___ DATA FOR PROCESSING ___

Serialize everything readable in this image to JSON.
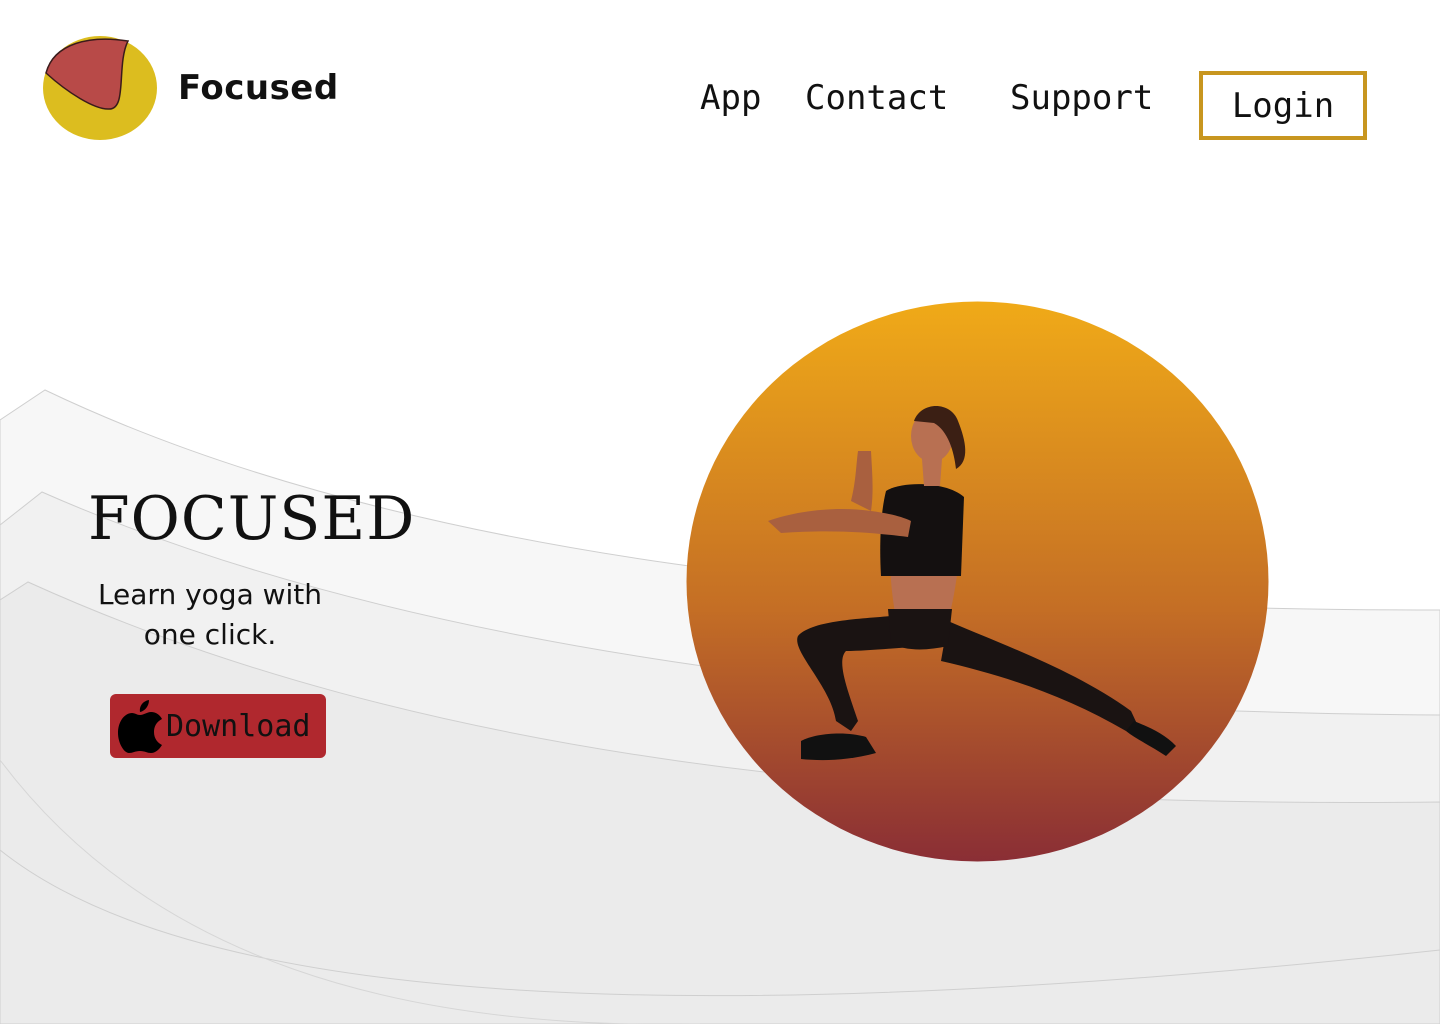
{
  "brand": {
    "name": "Focused",
    "logo_icon": "half-circle-logo-icon",
    "logo_colors": [
      "#dcbd1f",
      "#b84a48"
    ]
  },
  "nav": {
    "items": [
      {
        "label": "App"
      },
      {
        "label": "Contact"
      },
      {
        "label": "Support"
      }
    ],
    "login_label": "Login",
    "login_border_color": "#c8961f"
  },
  "hero": {
    "title": "FOCUSED",
    "tagline": "Learn yoga with one click.",
    "download": {
      "label": "Download",
      "icon": "apple-icon",
      "color": "#b0282e"
    },
    "image": {
      "subject": "woman-stretching-lunge",
      "gradient_top": "#f0aa18",
      "gradient_bottom": "#8a2e35"
    }
  }
}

___

--- TASK OBJECTIVE ---
Filter the listing for the word "icon" and copy every line that holds it.

--- EXERCISE RESPONSE ---
    "logo_icon": "half-circle-logo-icon",
      "icon": "apple-icon",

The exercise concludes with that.